Locate the lines where "date" occurs and copy them as they stand.

•••

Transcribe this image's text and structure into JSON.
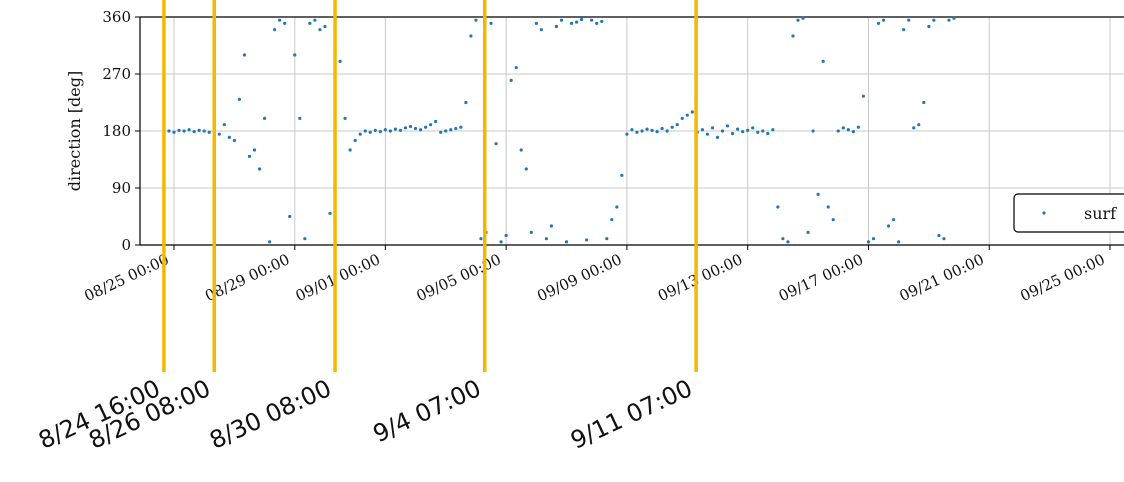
{
  "chart_data": {
    "type": "scatter",
    "ylabel": "direction [deg]",
    "ylim": [
      0,
      360
    ],
    "yticks": [
      0,
      90,
      180,
      270,
      360
    ],
    "xlim": [
      "08/24 12:00",
      "09/25 00:00"
    ],
    "xticks": [
      "08/25 00:00",
      "08/29 00:00",
      "09/01 00:00",
      "09/05 00:00",
      "09/09 00:00",
      "09/13 00:00",
      "09/17 00:00",
      "09/21 00:00",
      "09/25 00:00"
    ],
    "grid": true,
    "legend": {
      "position": "right",
      "entries": [
        "surf"
      ]
    },
    "series": [
      {
        "name": "surf",
        "color": "#1f77b4",
        "points": [
          [
            "08/24 16:00",
            182
          ],
          [
            "08/24 20:00",
            180
          ],
          [
            "08/25 00:00",
            178
          ],
          [
            "08/25 04:00",
            181
          ],
          [
            "08/25 08:00",
            180
          ],
          [
            "08/25 12:00",
            182
          ],
          [
            "08/25 16:00",
            179
          ],
          [
            "08/25 20:00",
            181
          ],
          [
            "08/26 00:00",
            180
          ],
          [
            "08/26 04:00",
            178
          ],
          [
            "08/26 08:00",
            176
          ],
          [
            "08/26 12:00",
            175
          ],
          [
            "08/26 16:00",
            190
          ],
          [
            "08/26 20:00",
            170
          ],
          [
            "08/27 00:00",
            165
          ],
          [
            "08/27 04:00",
            230
          ],
          [
            "08/27 08:00",
            300
          ],
          [
            "08/27 12:00",
            140
          ],
          [
            "08/27 16:00",
            150
          ],
          [
            "08/27 20:00",
            120
          ],
          [
            "08/28 00:00",
            200
          ],
          [
            "08/28 04:00",
            5
          ],
          [
            "08/28 08:00",
            340
          ],
          [
            "08/28 12:00",
            355
          ],
          [
            "08/28 16:00",
            350
          ],
          [
            "08/28 20:00",
            45
          ],
          [
            "08/29 00:00",
            300
          ],
          [
            "08/29 04:00",
            200
          ],
          [
            "08/29 08:00",
            10
          ],
          [
            "08/29 12:00",
            350
          ],
          [
            "08/29 16:00",
            355
          ],
          [
            "08/29 20:00",
            340
          ],
          [
            "08/30 00:00",
            345
          ],
          [
            "08/30 04:00",
            50
          ],
          [
            "08/30 08:00",
            30
          ],
          [
            "08/30 12:00",
            290
          ],
          [
            "08/30 16:00",
            200
          ],
          [
            "08/30 20:00",
            150
          ],
          [
            "08/31 00:00",
            165
          ],
          [
            "08/31 04:00",
            175
          ],
          [
            "08/31 08:00",
            180
          ],
          [
            "08/31 12:00",
            178
          ],
          [
            "08/31 16:00",
            181
          ],
          [
            "08/31 20:00",
            179
          ],
          [
            "09/01 00:00",
            182
          ],
          [
            "09/01 04:00",
            180
          ],
          [
            "09/01 08:00",
            183
          ],
          [
            "09/01 12:00",
            181
          ],
          [
            "09/01 16:00",
            185
          ],
          [
            "09/01 20:00",
            187
          ],
          [
            "09/02 00:00",
            184
          ],
          [
            "09/02 04:00",
            182
          ],
          [
            "09/02 08:00",
            186
          ],
          [
            "09/02 12:00",
            190
          ],
          [
            "09/02 16:00",
            195
          ],
          [
            "09/02 20:00",
            178
          ],
          [
            "09/03 00:00",
            180
          ],
          [
            "09/03 04:00",
            182
          ],
          [
            "09/03 08:00",
            184
          ],
          [
            "09/03 12:00",
            186
          ],
          [
            "09/03 16:00",
            225
          ],
          [
            "09/03 20:00",
            330
          ],
          [
            "09/04 00:00",
            355
          ],
          [
            "09/04 04:00",
            10
          ],
          [
            "09/04 08:00",
            20
          ],
          [
            "09/04 12:00",
            350
          ],
          [
            "09/04 16:00",
            160
          ],
          [
            "09/04 20:00",
            5
          ],
          [
            "09/05 00:00",
            15
          ],
          [
            "09/05 04:00",
            260
          ],
          [
            "09/05 08:00",
            280
          ],
          [
            "09/05 12:00",
            150
          ],
          [
            "09/05 16:00",
            120
          ],
          [
            "09/05 20:00",
            20
          ],
          [
            "09/06 00:00",
            350
          ],
          [
            "09/06 04:00",
            340
          ],
          [
            "09/06 08:00",
            10
          ],
          [
            "09/06 12:00",
            30
          ],
          [
            "09/06 16:00",
            345
          ],
          [
            "09/06 20:00",
            355
          ],
          [
            "09/07 00:00",
            5
          ],
          [
            "09/07 04:00",
            350
          ],
          [
            "09/07 08:00",
            352
          ],
          [
            "09/07 12:00",
            356
          ],
          [
            "09/07 16:00",
            8
          ],
          [
            "09/07 20:00",
            355
          ],
          [
            "09/08 00:00",
            350
          ],
          [
            "09/08 04:00",
            353
          ],
          [
            "09/08 08:00",
            10
          ],
          [
            "09/08 12:00",
            40
          ],
          [
            "09/08 16:00",
            60
          ],
          [
            "09/08 20:00",
            110
          ],
          [
            "09/09 00:00",
            175
          ],
          [
            "09/09 04:00",
            182
          ],
          [
            "09/09 08:00",
            178
          ],
          [
            "09/09 12:00",
            180
          ],
          [
            "09/09 16:00",
            183
          ],
          [
            "09/09 20:00",
            181
          ],
          [
            "09/10 00:00",
            179
          ],
          [
            "09/10 04:00",
            184
          ],
          [
            "09/10 08:00",
            180
          ],
          [
            "09/10 12:00",
            186
          ],
          [
            "09/10 16:00",
            190
          ],
          [
            "09/10 20:00",
            200
          ],
          [
            "09/11 00:00",
            205
          ],
          [
            "09/11 04:00",
            210
          ],
          [
            "09/11 08:00",
            178
          ],
          [
            "09/11 12:00",
            182
          ],
          [
            "09/11 16:00",
            175
          ],
          [
            "09/11 20:00",
            185
          ],
          [
            "09/12 00:00",
            170
          ],
          [
            "09/12 04:00",
            180
          ],
          [
            "09/12 08:00",
            188
          ],
          [
            "09/12 12:00",
            176
          ],
          [
            "09/12 16:00",
            183
          ],
          [
            "09/12 20:00",
            179
          ],
          [
            "09/13 00:00",
            181
          ],
          [
            "09/13 04:00",
            185
          ],
          [
            "09/13 08:00",
            178
          ],
          [
            "09/13 12:00",
            180
          ],
          [
            "09/13 16:00",
            176
          ],
          [
            "09/13 20:00",
            182
          ],
          [
            "09/14 00:00",
            60
          ],
          [
            "09/14 04:00",
            10
          ],
          [
            "09/14 08:00",
            5
          ],
          [
            "09/14 12:00",
            330
          ],
          [
            "09/14 16:00",
            355
          ],
          [
            "09/14 20:00",
            358
          ],
          [
            "09/15 00:00",
            20
          ],
          [
            "09/15 04:00",
            180
          ],
          [
            "09/15 08:00",
            80
          ],
          [
            "09/15 12:00",
            290
          ],
          [
            "09/15 16:00",
            60
          ],
          [
            "09/15 20:00",
            40
          ],
          [
            "09/16 00:00",
            180
          ],
          [
            "09/16 04:00",
            185
          ],
          [
            "09/16 08:00",
            182
          ],
          [
            "09/16 12:00",
            179
          ],
          [
            "09/16 16:00",
            186
          ],
          [
            "09/16 20:00",
            235
          ],
          [
            "09/17 00:00",
            5
          ],
          [
            "09/17 04:00",
            10
          ],
          [
            "09/17 08:00",
            350
          ],
          [
            "09/17 12:00",
            355
          ],
          [
            "09/17 16:00",
            30
          ],
          [
            "09/17 20:00",
            40
          ],
          [
            "09/18 00:00",
            5
          ],
          [
            "09/18 04:00",
            340
          ],
          [
            "09/18 08:00",
            355
          ],
          [
            "09/18 12:00",
            185
          ],
          [
            "09/18 16:00",
            190
          ],
          [
            "09/18 20:00",
            225
          ],
          [
            "09/19 00:00",
            345
          ],
          [
            "09/19 04:00",
            355
          ],
          [
            "09/19 08:00",
            15
          ],
          [
            "09/19 12:00",
            10
          ],
          [
            "09/19 16:00",
            355
          ],
          [
            "09/19 20:00",
            358
          ]
        ]
      }
    ],
    "annotations": [
      {
        "date": "08/24 16:00",
        "label": "8/24 16:00"
      },
      {
        "date": "08/26 08:00",
        "label": "8/26 08:00"
      },
      {
        "date": "08/30 08:00",
        "label": "8/30 08:00"
      },
      {
        "date": "09/04 07:00",
        "label": "9/4 07:00"
      },
      {
        "date": "09/11 07:00",
        "label": "9/11 07:00"
      }
    ],
    "annotation_color": "#f5b800"
  }
}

•••

Complete answer -
        "date": "08/24 16:00",
        "date": "08/26 08:00",
        "date": "08/30 08:00",
        "date": "09/04 07:00",
        "date": "09/11 07:00",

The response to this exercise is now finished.